> **Stated task**
Look for the word "data" in the entries below, then copy every line that has it.

> **Items**
◇ ◇ ◇ ◇ ◇ ◇ ◇

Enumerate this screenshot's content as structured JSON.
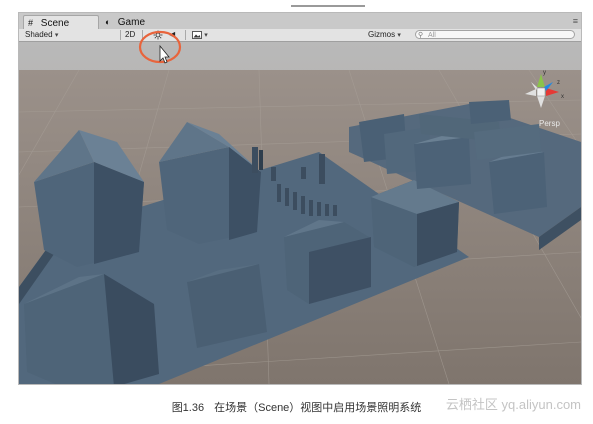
{
  "tabs": [
    {
      "label": "Scene",
      "icon": "grid-icon",
      "active": true
    },
    {
      "label": "Game",
      "icon": "pacman-icon",
      "active": false
    }
  ],
  "toolbar": {
    "shading_mode": "Shaded",
    "mode_2d": "2D",
    "lighting_icon": "sun-icon",
    "audio_icon": "speaker-icon",
    "effects_icon": "image-icon",
    "gizmos_label": "Gizmos",
    "search_placeholder": "All"
  },
  "gizmo": {
    "projection_label": "Persp",
    "axis_labels": [
      "y",
      "z",
      "x"
    ]
  },
  "caption": {
    "number": "图1.36",
    "text": "在场景（Scene）视图中启用场景照明系统"
  },
  "watermark": "云栖社区 yq.aliyun.com",
  "colors": {
    "sky": "#bcbcbc",
    "ground": "#8a7f76",
    "buildings": "#4a6177",
    "highlight_ring": "#e8643c"
  }
}
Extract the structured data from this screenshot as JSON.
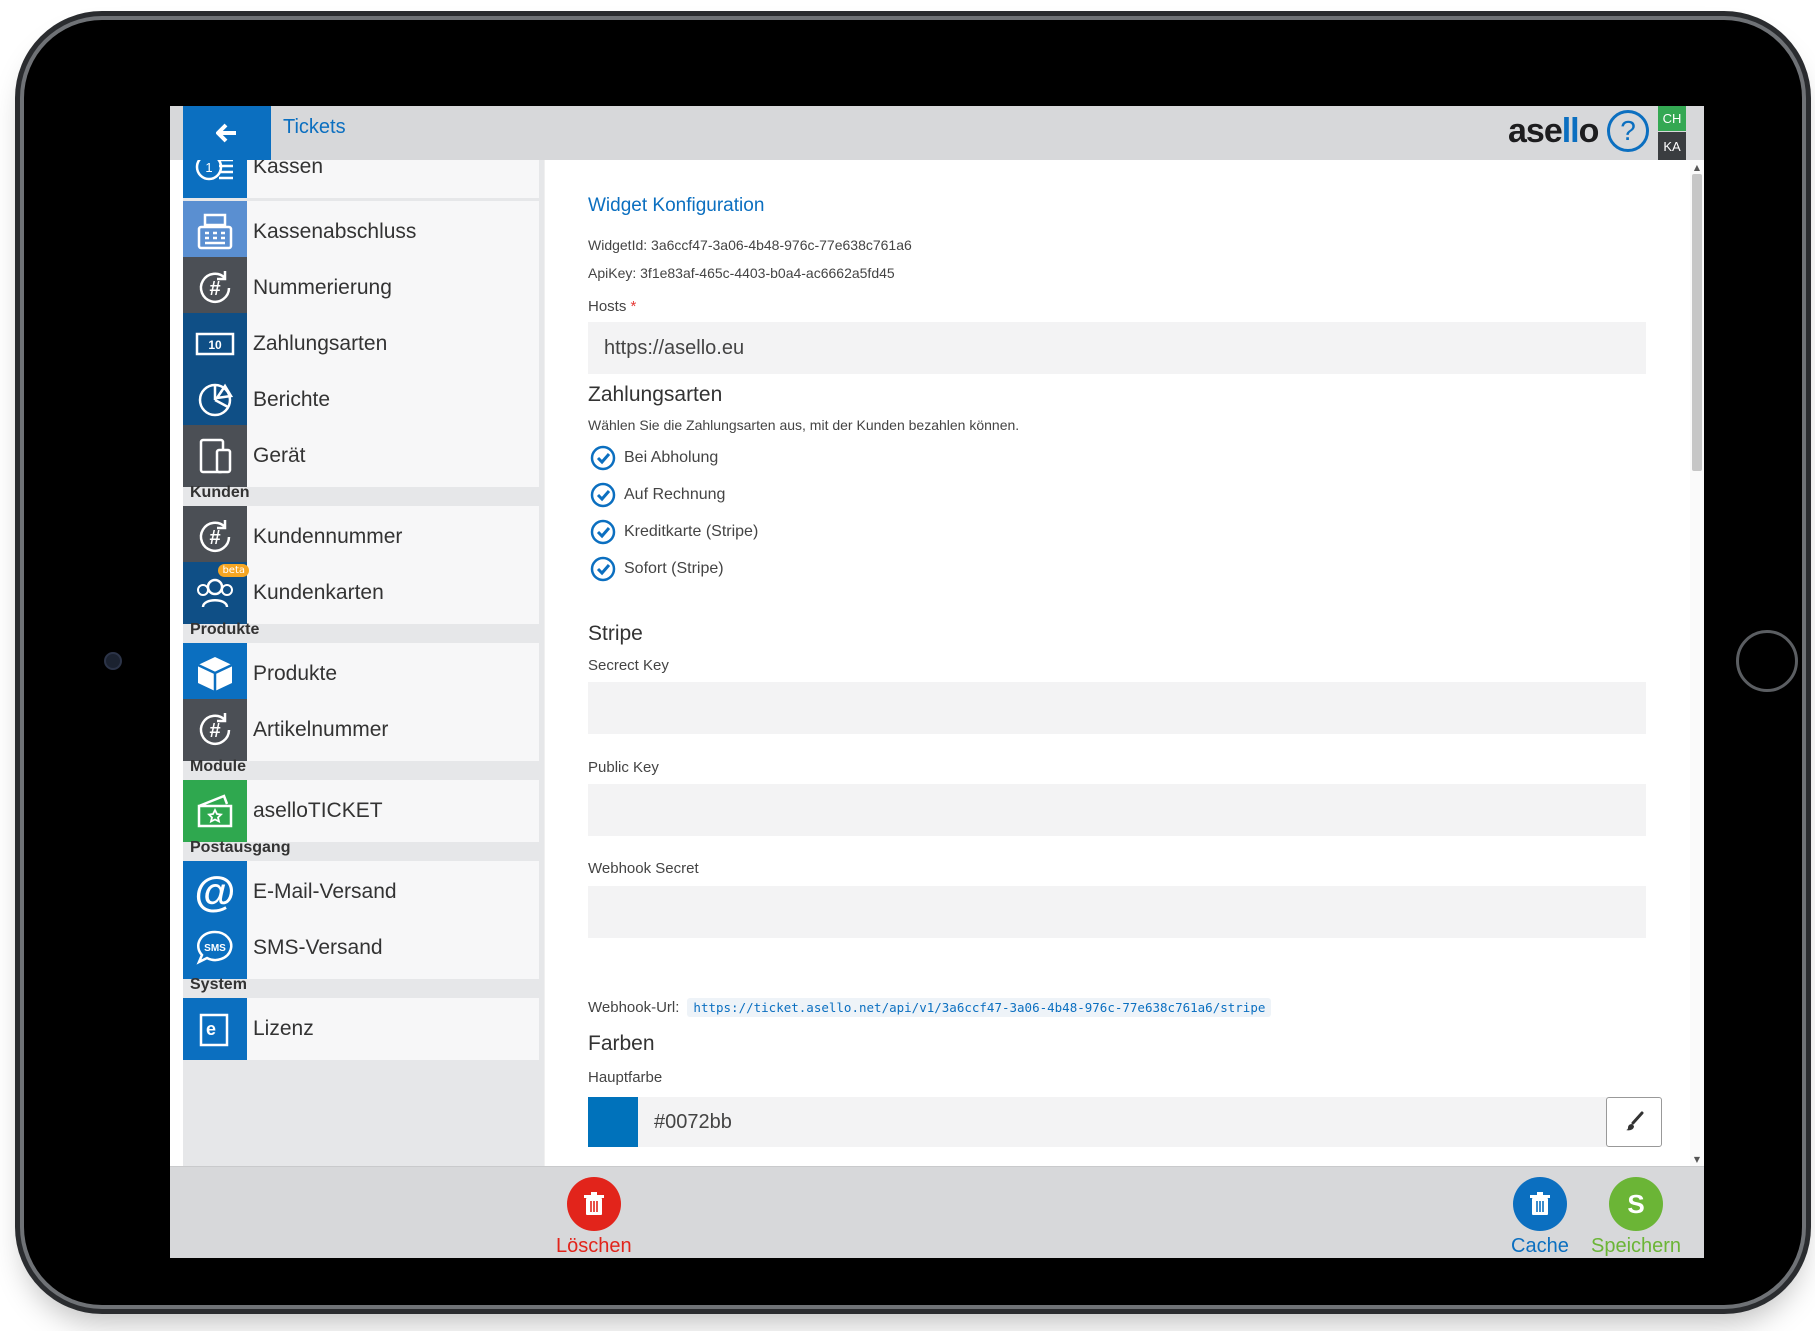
{
  "header": {
    "title": "Tickets",
    "logo_text": "asello",
    "badge_top": "CH",
    "badge_bottom": "KA"
  },
  "sidebar": {
    "items": [
      {
        "label": "Kassen",
        "icon": "coins-icon"
      },
      {
        "label": "Kassenabschluss",
        "icon": "cash-register-icon"
      },
      {
        "label": "Nummerierung",
        "icon": "hash-refresh-icon"
      },
      {
        "label": "Zahlungsarten",
        "icon": "banknote-icon"
      },
      {
        "label": "Berichte",
        "icon": "pie-chart-icon"
      },
      {
        "label": "Gerät",
        "icon": "devices-icon"
      },
      {
        "label": "Kundennummer",
        "icon": "hash-refresh-icon"
      },
      {
        "label": "Kundenkarten",
        "icon": "users-icon",
        "badge": "beta"
      },
      {
        "label": "Produkte",
        "icon": "box-icon"
      },
      {
        "label": "Artikelnummer",
        "icon": "hash-refresh-icon"
      },
      {
        "label": "aselloTICKET",
        "icon": "ticket-icon"
      },
      {
        "label": "E-Mail-Versand",
        "icon": "at-icon"
      },
      {
        "label": "SMS-Versand",
        "icon": "sms-icon"
      },
      {
        "label": "Lizenz",
        "icon": "license-icon"
      }
    ],
    "sections": [
      "Kunden",
      "Produkte",
      "Module",
      "Postausgang",
      "System"
    ]
  },
  "main": {
    "title": "Widget Konfiguration",
    "widget_id": "WidgetId: 3a6ccf47-3a06-4b48-976c-77e638c761a6",
    "api_key": "ApiKey: 3f1e83af-465c-4403-b0a4-ac6662a5fd45",
    "hosts_label": "Hosts",
    "hosts_required": "*",
    "hosts_value": "https://asello.eu",
    "zahlungsarten_title": "Zahlungsarten",
    "zahlungsarten_desc": "Wählen Sie die Zahlungsarten aus, mit der Kunden bezahlen können.",
    "payment_options": [
      "Bei Abholung",
      "Auf Rechnung",
      "Kreditkarte (Stripe)",
      "Sofort (Stripe)"
    ],
    "stripe_title": "Stripe",
    "secret_key_label": "Secrect Key",
    "secret_key_value": "",
    "public_key_label": "Public Key",
    "public_key_value": "",
    "webhook_secret_label": "Webhook Secret",
    "webhook_secret_value": "",
    "webhook_url_label": "Webhook-Url:",
    "webhook_url_value": "https://ticket.asello.net/api/v1/3a6ccf47-3a06-4b48-976c-77e638c761a6/stripe",
    "farben_title": "Farben",
    "hauptfarbe_label": "Hauptfarbe",
    "hauptfarbe_value": "#0072bb"
  },
  "footer": {
    "delete_label": "Löschen",
    "cache_label": "Cache",
    "save_label": "Speichern",
    "save_letter": "S"
  },
  "colors": {
    "accent": "#0b6fc0",
    "delete": "#e2241b",
    "save": "#6bb536",
    "main_color": "#0072bb"
  }
}
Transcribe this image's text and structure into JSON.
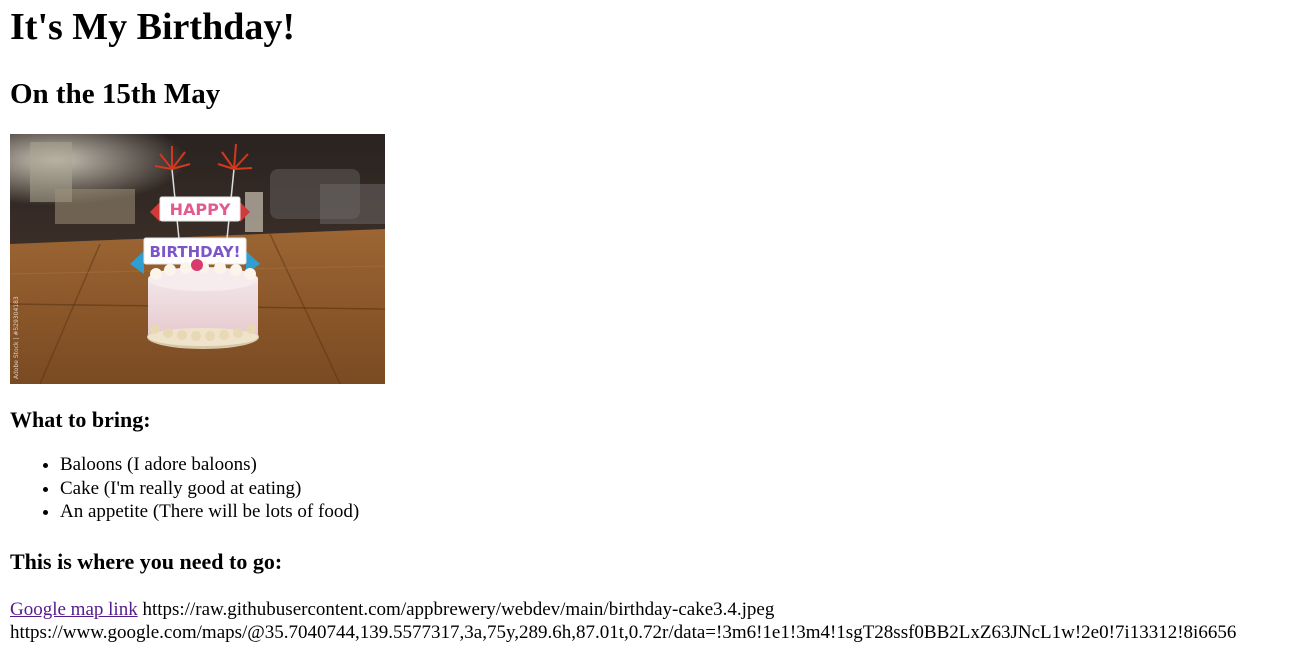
{
  "page": {
    "title": "It's My Birthday!",
    "subtitle": "On the 15th May"
  },
  "image": {
    "topper_top": "HAPPY",
    "topper_bottom": "BIRTHDAY!",
    "watermark": "Adobe Stock | #529304183"
  },
  "bring": {
    "heading": "What to bring:",
    "items": [
      "Baloons (I adore baloons)",
      "Cake (I'm really good at eating)",
      "An appetite (There will be lots of food)"
    ]
  },
  "where": {
    "heading": "This is where you need to go:",
    "link_text": "Google map link",
    "image_url_text": "https://raw.githubusercontent.com/appbrewery/webdev/main/birthday-cake3.4.jpeg",
    "maps_url_text": "https://www.google.com/maps/@35.7040744,139.5577317,3a,75y,289.6h,87.01t,0.72r/data=!3m6!1e1!3m4!1sgT28ssf0BB2LxZ63JNcL1w!2e0!7i13312!8i6656"
  },
  "colors": {
    "link_visited": "#551a8b",
    "text": "#000000",
    "background": "#ffffff"
  }
}
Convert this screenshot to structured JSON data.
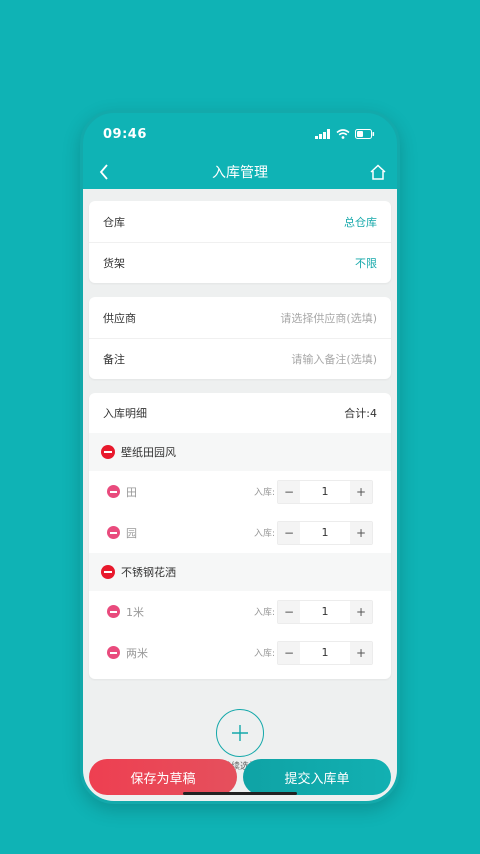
{
  "status_bar": {
    "time": "09:46"
  },
  "nav": {
    "title": "入库管理"
  },
  "warehouse_card": {
    "warehouse_label": "仓库",
    "warehouse_value": "总仓库",
    "shelf_label": "货架",
    "shelf_value": "不限"
  },
  "supplier_card": {
    "supplier_label": "供应商",
    "supplier_placeholder": "请选择供应商(选填)",
    "remark_label": "备注",
    "remark_placeholder": "请输入备注(选填)"
  },
  "detail": {
    "title": "入库明细",
    "total": "合计:4",
    "qty_label": "入库:",
    "products": [
      {
        "name": "壁纸田园风",
        "variants": [
          {
            "name": "田",
            "qty": "1"
          },
          {
            "name": "园",
            "qty": "1"
          }
        ]
      },
      {
        "name": "不锈钢花洒",
        "variants": [
          {
            "name": "1米",
            "qty": "1"
          },
          {
            "name": "两米",
            "qty": "1"
          }
        ]
      }
    ]
  },
  "add": {
    "label": "继续选择"
  },
  "actions": {
    "draft_label": "保存为草稿",
    "submit_label": "提交入库单"
  },
  "colors": {
    "accent": "#14a8aa",
    "background": "#0fb3b5",
    "danger": "#e8192c",
    "draft_button": "#ee3f51"
  }
}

◇ ◇ ◇ ◇ ◇ ◇ ◇

> **Solution to the problem**
Extract the structured data from this screenshot as JSON.
    "maps_url_text": "https://www.google.com/maps/@35.7040744,139.5577317,3a,75y,289.6h,87.01t,0.72r/data=!3m6!1e1!3m4!1sgT28ssf0BB2LxZ63JNcL1w!2e0!7i13312!8i6656"
Convert this screenshot to structured JSON data.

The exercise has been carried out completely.